Omit the pictures and output every entry below exactly as written.

── Data extract

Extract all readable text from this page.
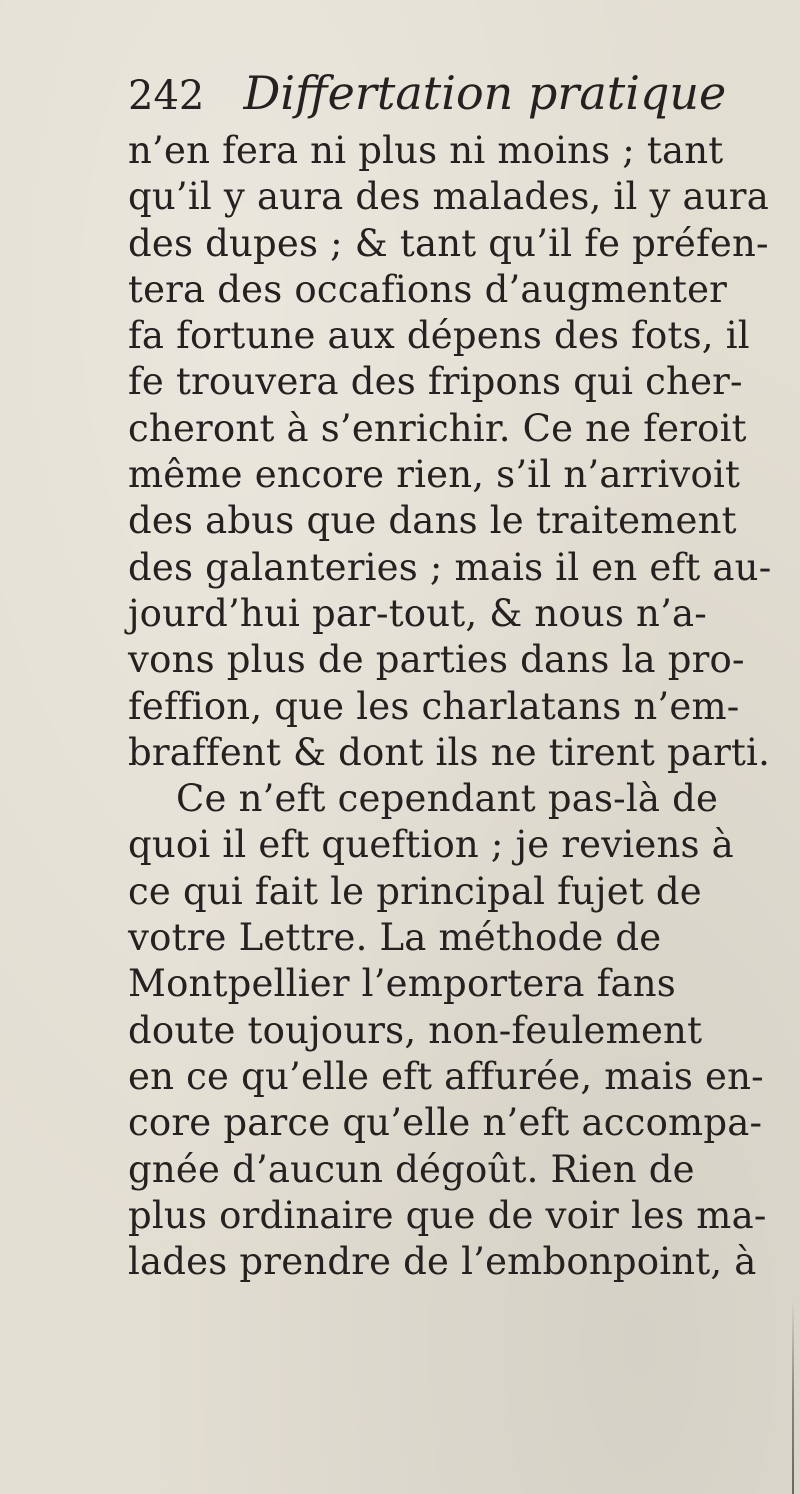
242 Differtation pratique
n’en fera ni plus ni moins ; tant
qu’il y aura des malades, il y aura
des dupes ; & tant qu’il fe préfen-
tera des occafions d’augmenter
fa fortune aux dépens des fots, il
fe trouvera des fripons qui cher-
cheront à s’enrichir. Ce ne feroit
même encore rien, s’il n’arrivoit
des abus que dans le traitement
des galanteries ; mais il en eft au-
jourd’hui par-tout, & nous n’a-
vons plus de parties dans la pro-
feffion, que les charlatans n’em-
braffent & dont ils ne tirent parti.
Ce n’eft cependant pas-là de
quoi il eft queftion ; je reviens à
ce qui fait le principal fujet de
votre Lettre. La méthode de
Montpellier l’emportera fans
doute toujours, non-feulement
en ce qu’elle eft affurée, mais en-
core parce qu’elle n’eft accompa-
gnée d’aucun dégoût. Rien de
plus ordinaire que de voir les ma-
lades prendre de l’embonpoint, à
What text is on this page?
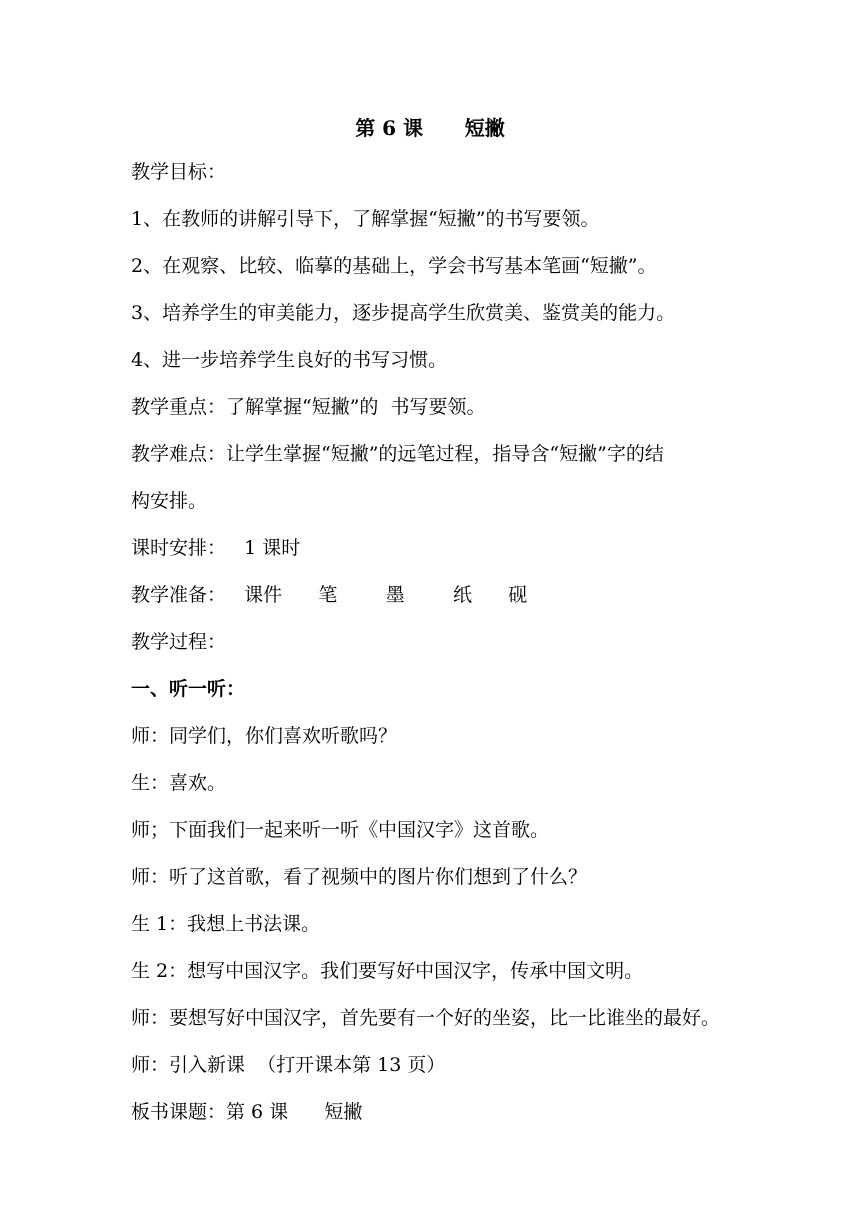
第 6 课      短撇
教学目标：
1、在教师的讲解引导下，了解掌握“短撇”的书写要领。
2、在观察、比较、临摹的基础上，学会书写基本笔画“短撇”。
3、培养学生的审美能力，逐步提高学生欣赏美、鉴赏美的能力。
4、进一步培养学生良好的书写习惯。
教学重点：了解掌握“短撇”的  书写要领。
教学难点：让学生掌握“短撇”的远笔过程，指导含“短撇”字的结
构安排。
课时安排：   1 课时
教学准备：   课件      笔        墨        纸      砚
教学过程：
一、听一听：
师：同学们，你们喜欢听歌吗？
生：喜欢。
师；下面我们一起来听一听《中国汉字》这首歌。
师：听了这首歌，看了视频中的图片你们想到了什么？
生 1：我想上书法课。
生 2：想写中国汉字。我们要写好中国汉字，传承中国文明。
师：要想写好中国汉字，首先要有一个好的坐姿，比一比谁坐的最好。
师：引入新课  （打开课本第 13 页）
板书课题：第 6 课      短撇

────

Finished task:
Extract all readable text from this page.
242 Differtation pratique
n’en fera ni plus ni moins ; tant
qu’il y aura des malades, il y aura
des dupes ; & tant qu’il fe préfen-
tera des occafions d’augmenter
fa fortune aux dépens des fots, il
fe trouvera des fripons qui cher-
cheront à s’enrichir. Ce ne feroit
même encore rien, s’il n’arrivoit
des abus que dans le traitement
des galanteries ; mais il en eft au-
jourd’hui par-tout, & nous n’a-
vons plus de parties dans la pro-
feffion, que les charlatans n’em-
braffent & dont ils ne tirent parti.
Ce n’eft cependant pas-là de
quoi il eft queftion ; je reviens à
ce qui fait le principal fujet de
votre Lettre. La méthode de
Montpellier l’emportera fans
doute toujours, non-feulement
en ce qu’elle eft affurée, mais en-
core parce qu’elle n’eft accompa-
gnée d’aucun dégoût. Rien de
plus ordinaire que de voir les ma-
lades prendre de l’embonpoint, à
What text is on this page?
第 6 课      短撇
教学目标：
1、在教师的讲解引导下，了解掌握“短撇”的书写要领。
2、在观察、比较、临摹的基础上，学会书写基本笔画“短撇”。
3、培养学生的审美能力，逐步提高学生欣赏美、鉴赏美的能力。
4、进一步培养学生良好的书写习惯。
教学重点：了解掌握“短撇”的  书写要领。
教学难点：让学生掌握“短撇”的远笔过程，指导含“短撇”字的结
构安排。
课时安排：   1 课时
教学准备：   课件      笔        墨        纸      砚
教学过程：
一、听一听：
师：同学们，你们喜欢听歌吗？
生：喜欢。
师；下面我们一起来听一听《中国汉字》这首歌。
师：听了这首歌，看了视频中的图片你们想到了什么？
生 1：我想上书法课。
生 2：想写中国汉字。我们要写好中国汉字，传承中国文明。
师：要想写好中国汉字，首先要有一个好的坐姿，比一比谁坐的最好。
师：引入新课  （打开课本第 13 页）
板书课题：第 6 课      短撇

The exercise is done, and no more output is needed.